— begin —

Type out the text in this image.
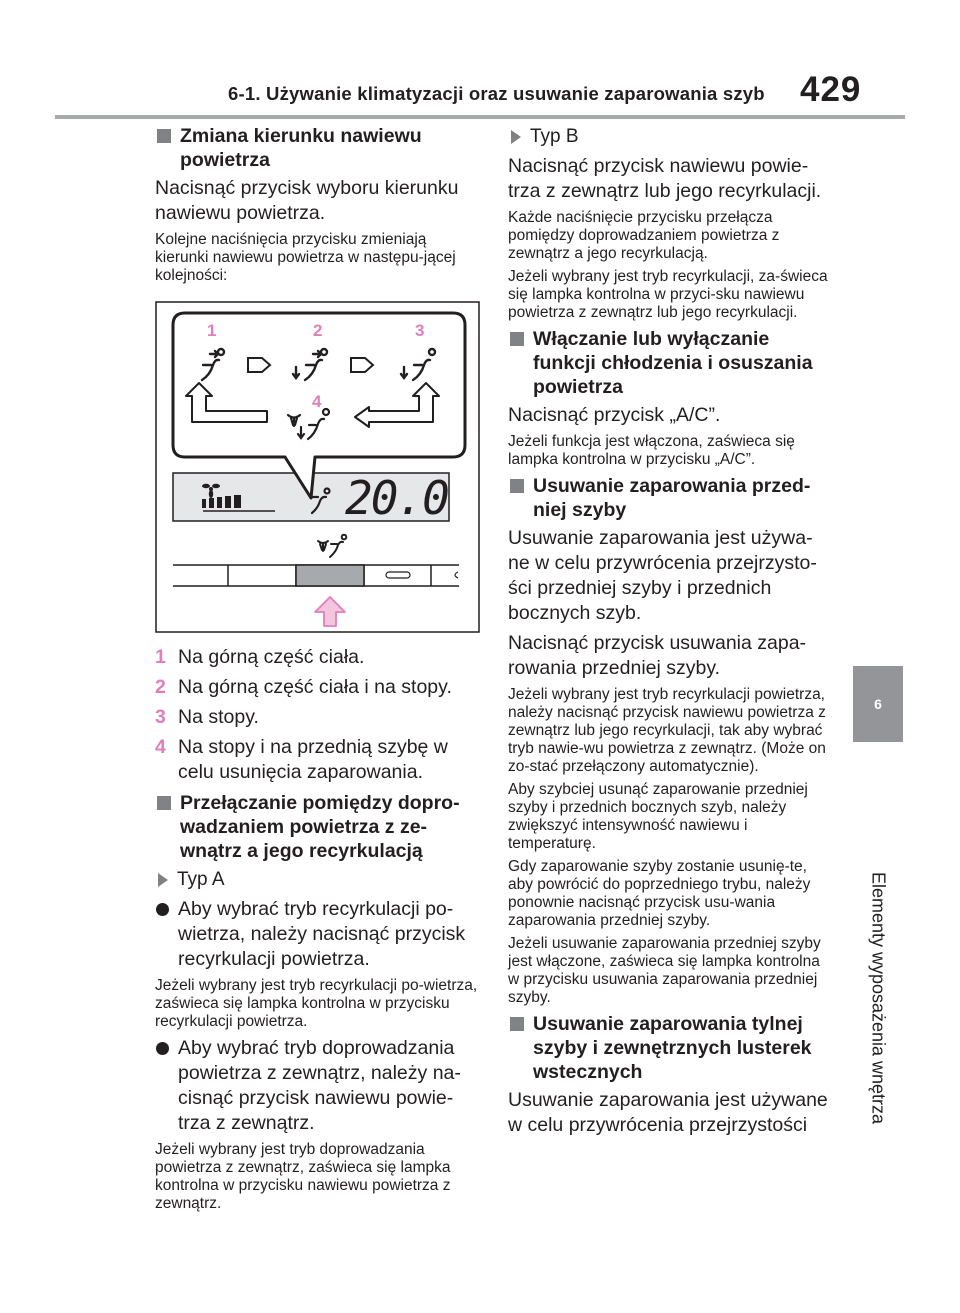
6-1. Używanie klimatyzacji oraz usuwanie zaparowania szyb 429
6
Elementy wyposażenia wnętrza
Zmiana kierunku nawiewu powietrza

Nacisnąć przycisk wyboru kierunku nawiewu powietrza.

Kolejne naciśnięcia przycisku zmieniają kierunki nawiewu powietrza w następu-jącej kolejności:

1	2	3
4
20.0
1 Na górną część ciała.
2 Na górną część ciała i na stopy.
3 Na stopy.
4 Na stopy i na przednią szybę w celu usunięcia zaparowania.
Przełączanie pomiędzy dopro-wadzaniem powietrza z ze-wnątrz a jego recyrkulacją
Typ A
Aby wybrać tryb recyrkulacji po-wietrza, należy nacisnąć przycisk recyrkulacji powietrza.

Jeżeli wybrany jest tryb recyrkulacji po-wietrza, zaświeca się lampka kontrolna w przycisku recyrkulacji powietrza.

Aby wybrać tryb doprowadzania powietrza z zewnątrz, należy na-cisnąć przycisk nawiewu powie-trza z zewnątrz.

Jeżeli wybrany jest tryb doprowadzania powietrza z zewnątrz, zaświeca się lampka kontrolna w przycisku nawiewu powietrza z zewnątrz.

Typ B

Nacisnąć przycisk nawiewu powie-trza z zewnątrz lub jego recyrkulacji.

Każde naciśnięcie przycisku przełącza pomiędzy doprowadzaniem powietrza z zewnątrz a jego recyrkulacją.

Jeżeli wybrany jest tryb recyrkulacji, za-świeca się lampka kontrolna w przyci-sku nawiewu powietrza z zewnątrz lub jego recyrkulacji.

Włączanie lub wyłączanie funkcji chłodzenia i osuszania powietrza

Nacisnąć przycisk „A/C”.

Jeżeli funkcja jest włączona, zaświeca się lampka kontrolna w przycisku „A/C”.

Usuwanie zaparowania przed-niej szyby

Usuwanie zaparowania jest używa-ne w celu przywrócenia przejrzysto-ści przedniej szyby i przednich bocznych szyb.

Nacisnąć przycisk usuwania zapa-rowania przedniej szyby.

Jeżeli wybrany jest tryb recyrkulacji powietrza, należy nacisnąć przycisk nawiewu powietrza z zewnątrz lub jego recyrkulacji, tak aby wybrać tryb nawie-wu powietrza z zewnątrz. (Może on zo-stać przełączony automatycznie).

Aby szybciej usunąć zaparowanie przedniej szyby i przednich bocznych szyb, należy zwiększyć intensywność nawiewu i temperaturę.

Gdy zaparowanie szyby zostanie usunię-te, aby powrócić do poprzedniego trybu, należy ponownie nacisnąć przycisk usu-wania zaparowania przedniej szyby.

Jeżeli usuwanie zaparowania przedniej szyby jest włączone, zaświeca się lampka kontrolna w przycisku usuwania zaparowania przedniej szyby.

Usuwanie zaparowania tylnej szyby i zewnętrznych lusterek wstecznych

Usuwanie zaparowania jest używane w celu przywrócenia przejrzystości
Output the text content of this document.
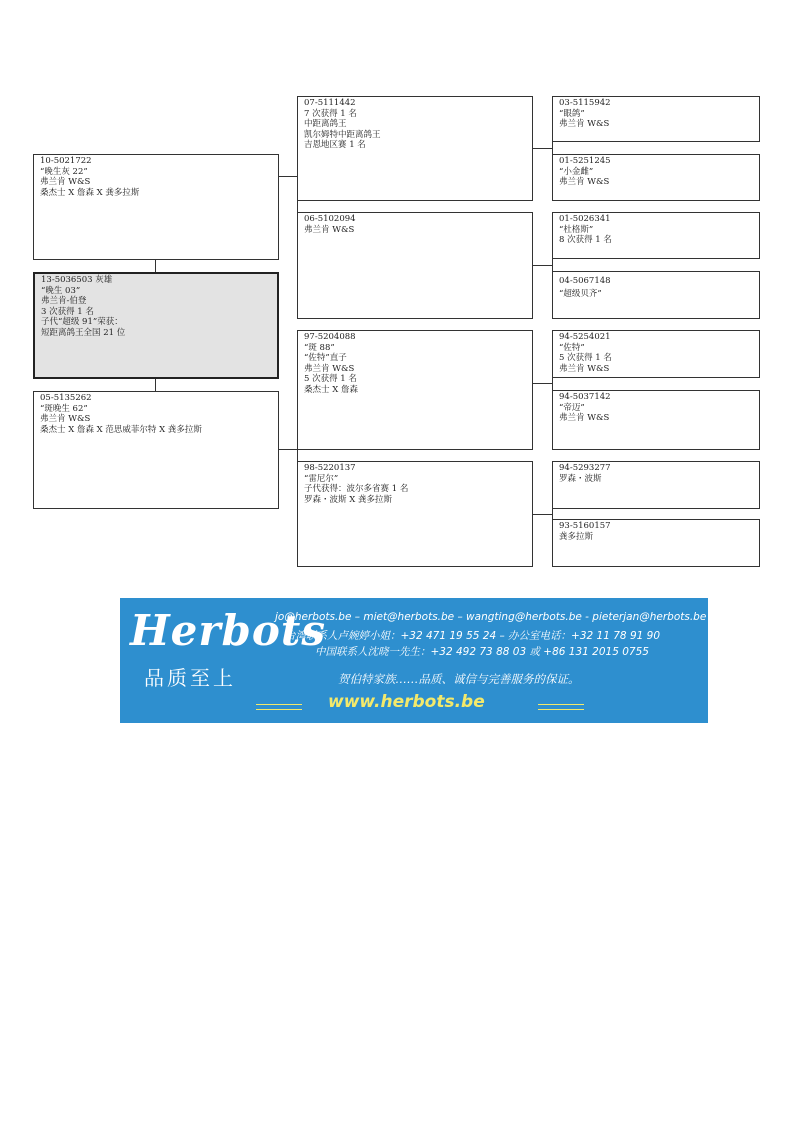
10-5021722
“晚生灰 22”
弗兰肯 W&S
桑杰士 X 詹森 X 龚多拉斯
13-5036503 灰雄
“晚生 03”
弗兰肯-伯登
3 次获得 1 名
子代“超级 91”荣获：
短距离鸽王全国 21 位
05-5135262
“斑晚生 62”
弗兰肯 W&S
桑杰士 X 詹森 X 范思威菲尔特 X 龚多拉斯
07-5111442
7 次获得 1 名
中距离鸽王
凯尔姆特中距离鸽王
吉恩地区赛 1 名
06-5102094
弗兰肯 W&S
97-5204088
“斑 88”
“佐特”直子
弗兰肯 W&S
5 次获得 1 名
桑杰士 X 詹森
98-5220137
“雷尼尔”
子代获得：波尔多省赛 1 名
罗森・波斯 X 龚多拉斯
03-5115942
“眼鸽”
弗兰肯 W&S
01-5251245
“小金雌”
弗兰肯 W&S
01-5026341
“杜格斯”
8 次获得 1 名
04-5067148
“超级贝齐”
94-5254021
“佐特”
5 次获得 1 名
弗兰肯 W&S
94-5037142
“帝迈”
弗兰肯 W&S
94-5293277
罗森・波斯
93-5160157
龚多拉斯
Herbots
品质至上
jo@herbots.be – miet@herbots.be – wangting@herbots.be - pieterjan@herbots.be
台湾联系人卢婉婷小姐：+32 471 19 55 24 – 办公室电话：+32 11 78 91 90
中国联系人沈晓一先生：+32 492 73 88 03 或 +86 131 2015 0755
贺伯特家族……品质、诚信与完善服务的保证。
www.herbots.be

— end —

Stated exercise: In the listing, find every line with the word "przedniej" and state how many there are, nothing more.

Answer to this task: 5